DATA FOR THIS TASK:

»»

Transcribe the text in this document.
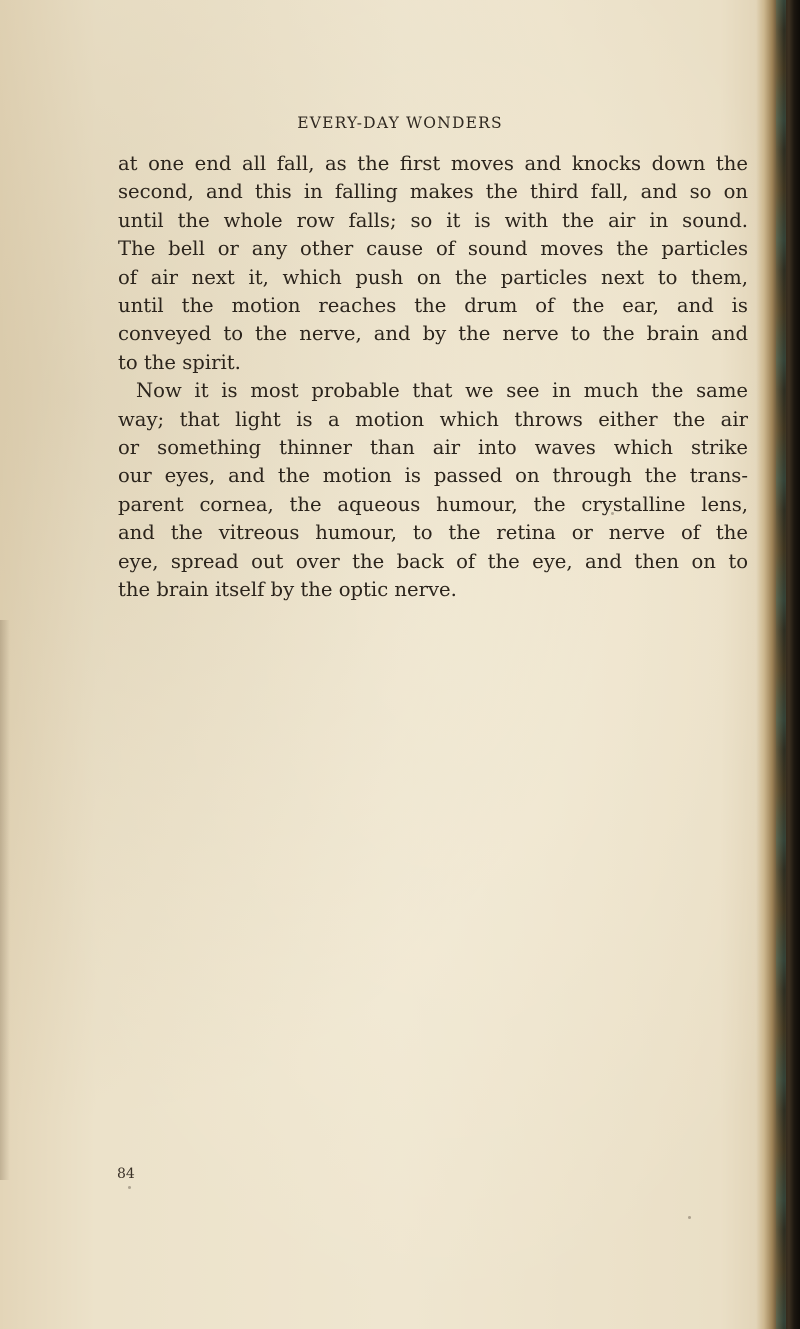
EVERY-DAY WONDERS
at one end all fall, as the first moves and knocks down the
second, and this in falling makes the third fall, and so on
until the whole row falls; so it is with the air in sound.
The bell or any other cause of sound moves the particles
of air next it, which push on the particles next to them,
until the motion reaches the drum of the ear, and is
conveyed to the nerve, and by the nerve to the brain and
to the spirit.
Now it is most probable that we see in much the same
way; that light is a motion which throws either the air
or something thinner than air into waves which strike
our eyes, and the motion is passed on through the trans-
parent cornea, the aqueous humour, the crystalline lens,
and the vitreous humour, to the retina or nerve of the
eye, spread out over the back of the eye, and then on to
the brain itself by the optic nerve.
84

««

PROBLEM DESCRIPTION: Every record above should come back exactly, but without its pictures.

WRITTEN ANSWER:
Transcribe the text in this document.
EVERY-DAY WONDERS
at one end all fall, as the first moves and knocks down the
second, and this in falling makes the third fall, and so on
until the whole row falls; so it is with the air in sound.
The bell or any other cause of sound moves the particles
of air next it, which push on the particles next to them,
until the motion reaches the drum of the ear, and is
conveyed to the nerve, and by the nerve to the brain and
to the spirit.
Now it is most probable that we see in much the same
way; that light is a motion which throws either the air
or something thinner than air into waves which strike
our eyes, and the motion is passed on through the trans-
parent cornea, the aqueous humour, the crystalline lens,
and the vitreous humour, to the retina or nerve of the
eye, spread out over the back of the eye, and then on to
the brain itself by the optic nerve.
84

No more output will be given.